━━━ Items ━━━

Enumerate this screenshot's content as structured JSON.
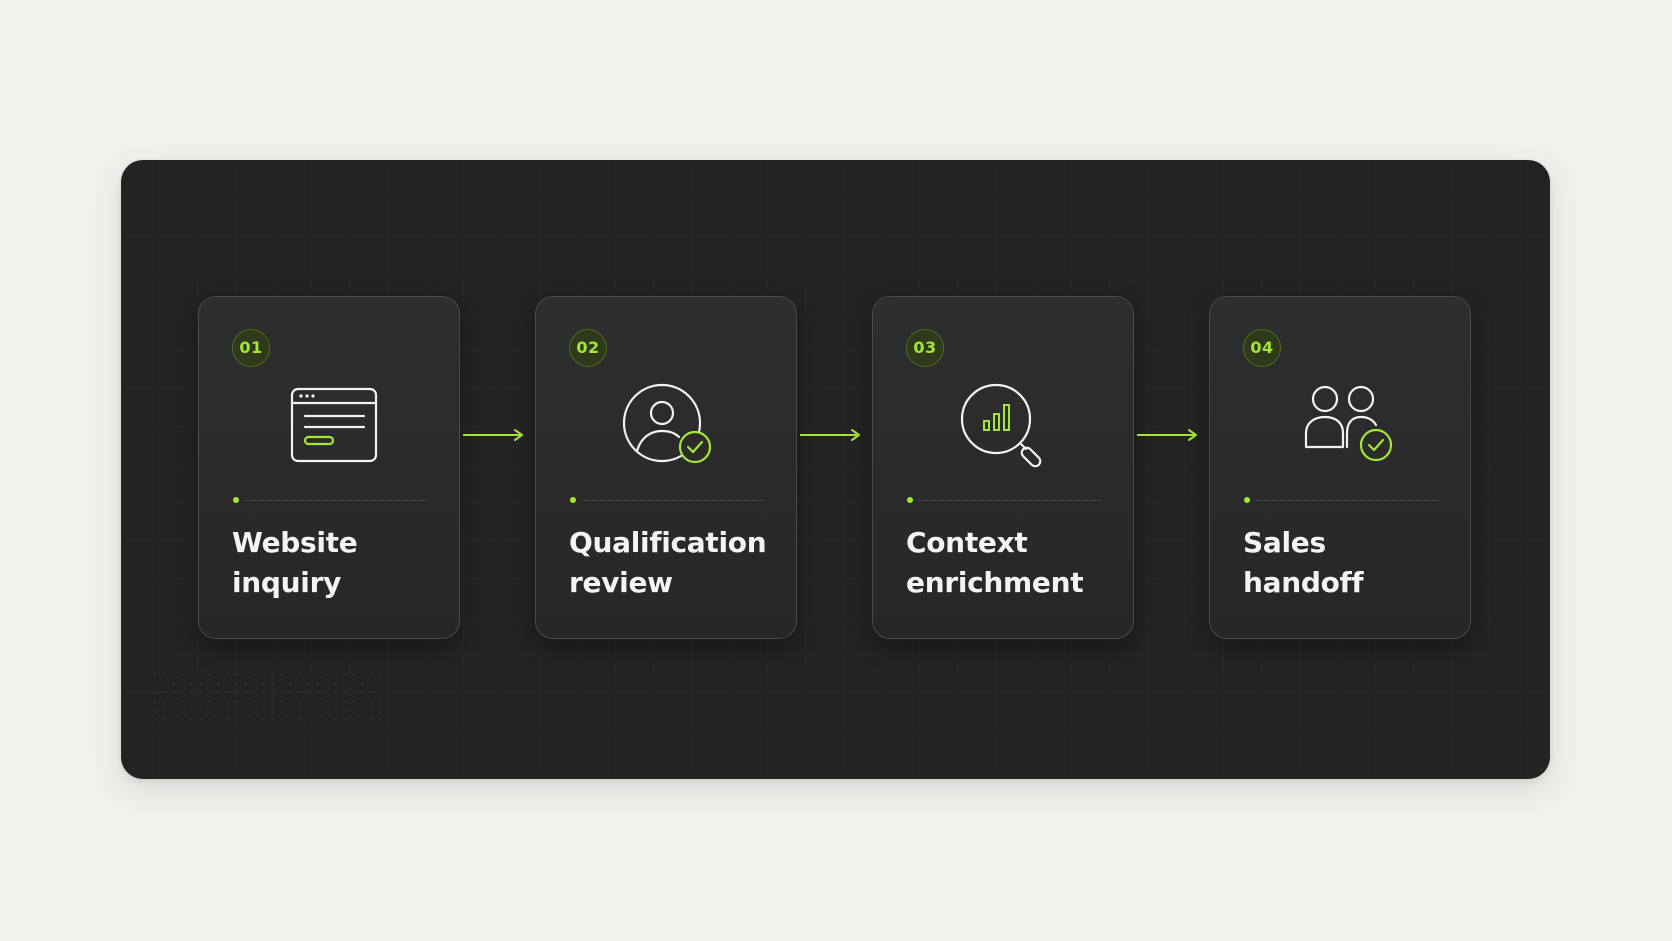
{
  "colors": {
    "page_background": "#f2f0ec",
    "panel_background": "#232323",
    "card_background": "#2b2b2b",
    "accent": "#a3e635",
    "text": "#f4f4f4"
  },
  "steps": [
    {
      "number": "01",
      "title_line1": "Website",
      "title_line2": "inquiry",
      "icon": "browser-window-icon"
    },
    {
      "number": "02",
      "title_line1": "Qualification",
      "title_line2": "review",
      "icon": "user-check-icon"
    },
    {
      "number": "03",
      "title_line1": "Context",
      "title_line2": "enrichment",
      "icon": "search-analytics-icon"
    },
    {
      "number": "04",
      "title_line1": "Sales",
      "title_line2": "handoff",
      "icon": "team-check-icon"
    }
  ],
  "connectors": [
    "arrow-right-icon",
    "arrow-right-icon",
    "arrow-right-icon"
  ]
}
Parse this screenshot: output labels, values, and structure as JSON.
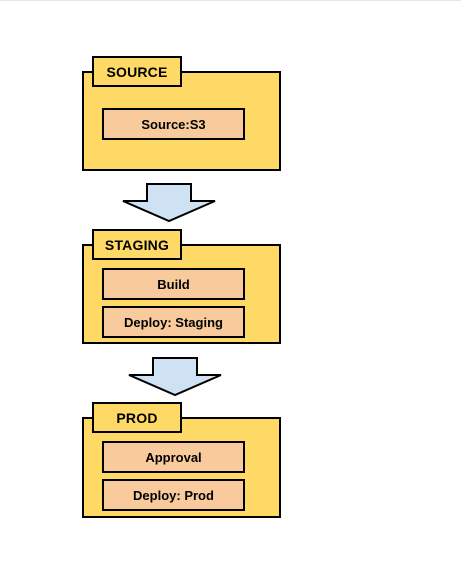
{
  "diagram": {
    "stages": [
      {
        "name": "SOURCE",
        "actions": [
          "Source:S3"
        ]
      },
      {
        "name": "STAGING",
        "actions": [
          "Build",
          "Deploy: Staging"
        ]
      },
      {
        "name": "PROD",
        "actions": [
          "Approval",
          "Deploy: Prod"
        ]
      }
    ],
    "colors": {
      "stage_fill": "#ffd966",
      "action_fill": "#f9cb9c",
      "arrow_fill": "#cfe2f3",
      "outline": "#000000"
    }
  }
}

━━━
━━━ Items ━━━

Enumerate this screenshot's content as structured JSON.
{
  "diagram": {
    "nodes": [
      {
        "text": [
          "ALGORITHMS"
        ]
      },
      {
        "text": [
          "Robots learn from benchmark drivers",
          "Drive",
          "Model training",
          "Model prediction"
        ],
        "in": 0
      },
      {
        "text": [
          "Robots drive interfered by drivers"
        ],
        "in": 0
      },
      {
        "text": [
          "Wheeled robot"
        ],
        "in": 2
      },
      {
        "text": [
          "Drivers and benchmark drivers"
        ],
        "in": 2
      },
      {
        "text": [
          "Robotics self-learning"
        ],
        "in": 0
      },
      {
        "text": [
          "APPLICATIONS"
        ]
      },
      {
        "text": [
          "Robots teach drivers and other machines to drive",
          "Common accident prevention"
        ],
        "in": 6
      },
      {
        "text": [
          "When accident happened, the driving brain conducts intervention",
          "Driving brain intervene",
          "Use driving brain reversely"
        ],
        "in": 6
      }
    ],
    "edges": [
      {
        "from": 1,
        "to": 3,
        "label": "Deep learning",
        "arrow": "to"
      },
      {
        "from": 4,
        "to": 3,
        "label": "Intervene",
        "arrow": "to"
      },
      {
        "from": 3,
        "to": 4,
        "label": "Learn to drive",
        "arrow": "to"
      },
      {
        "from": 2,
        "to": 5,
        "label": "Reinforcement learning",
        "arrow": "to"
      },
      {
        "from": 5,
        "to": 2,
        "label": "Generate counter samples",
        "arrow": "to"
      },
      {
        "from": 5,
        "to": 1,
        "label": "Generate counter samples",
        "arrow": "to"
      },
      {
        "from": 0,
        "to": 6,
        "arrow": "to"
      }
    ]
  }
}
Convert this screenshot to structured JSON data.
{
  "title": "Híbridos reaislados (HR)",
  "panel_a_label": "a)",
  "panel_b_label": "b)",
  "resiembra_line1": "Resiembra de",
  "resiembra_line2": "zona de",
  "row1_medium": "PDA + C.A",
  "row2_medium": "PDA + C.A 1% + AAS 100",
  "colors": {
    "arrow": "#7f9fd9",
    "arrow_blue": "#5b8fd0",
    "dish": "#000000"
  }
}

━━━
━━━ Items ━━━

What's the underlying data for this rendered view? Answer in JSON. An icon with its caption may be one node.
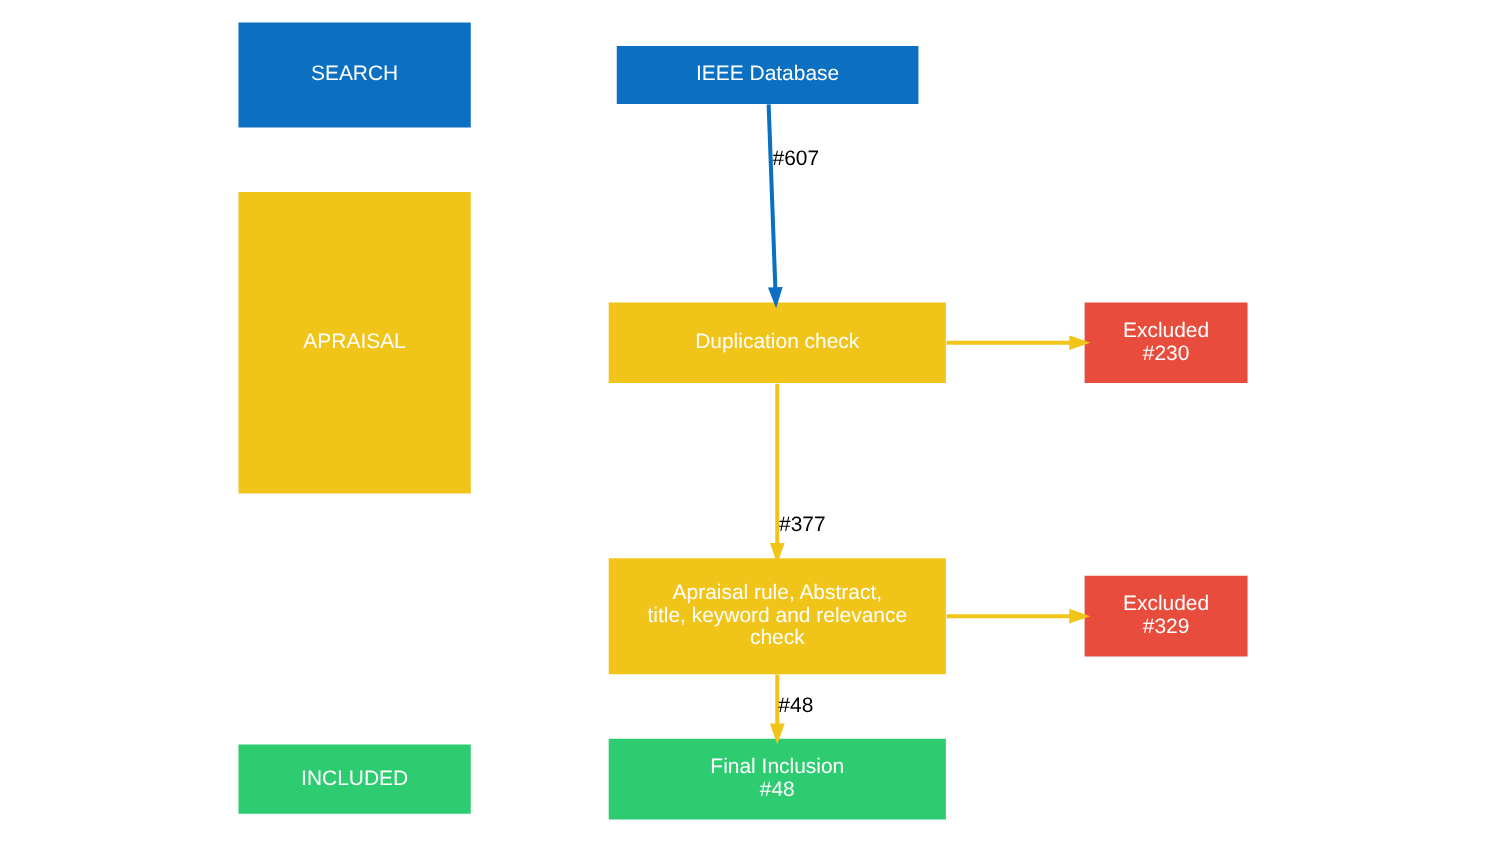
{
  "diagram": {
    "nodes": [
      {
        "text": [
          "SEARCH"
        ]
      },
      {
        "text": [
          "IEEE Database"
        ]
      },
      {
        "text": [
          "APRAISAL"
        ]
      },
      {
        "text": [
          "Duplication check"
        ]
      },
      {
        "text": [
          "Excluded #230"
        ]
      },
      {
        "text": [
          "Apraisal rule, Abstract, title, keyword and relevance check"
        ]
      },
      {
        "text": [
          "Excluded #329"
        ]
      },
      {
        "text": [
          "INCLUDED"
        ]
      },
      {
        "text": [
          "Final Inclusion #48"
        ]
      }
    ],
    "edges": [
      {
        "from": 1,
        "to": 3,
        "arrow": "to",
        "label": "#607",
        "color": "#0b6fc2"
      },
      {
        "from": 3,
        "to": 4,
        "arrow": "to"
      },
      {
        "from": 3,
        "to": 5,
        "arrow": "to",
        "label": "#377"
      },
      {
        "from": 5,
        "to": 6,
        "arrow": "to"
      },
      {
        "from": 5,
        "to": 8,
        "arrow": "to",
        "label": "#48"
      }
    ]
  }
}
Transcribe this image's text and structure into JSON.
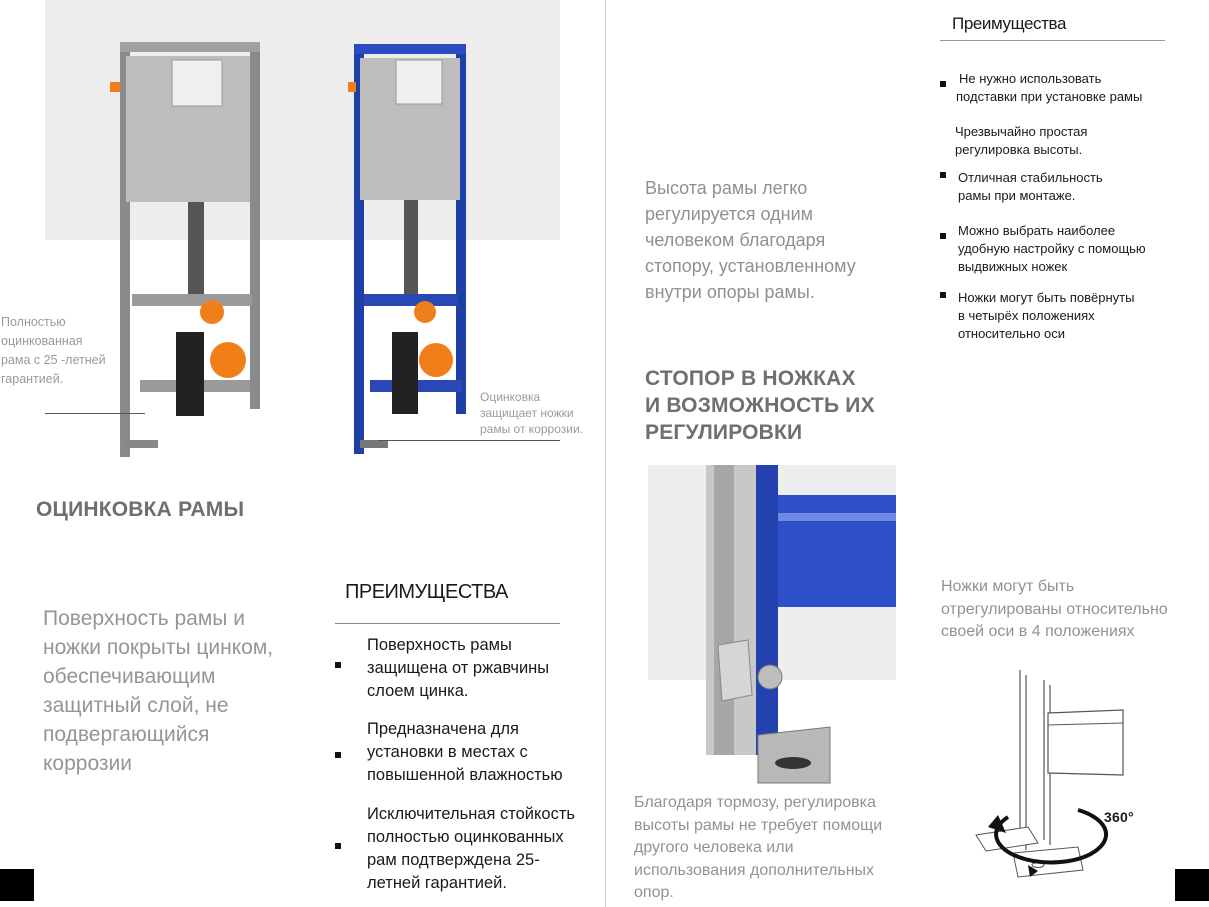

━━━

§ Instructions to follow
Identify the lines in the entries above that contain "benchmark", then copy them out.

§ Solution to the exercise
          "Robots learn from benchmark drivers",
          "Drivers and benchmark drivers"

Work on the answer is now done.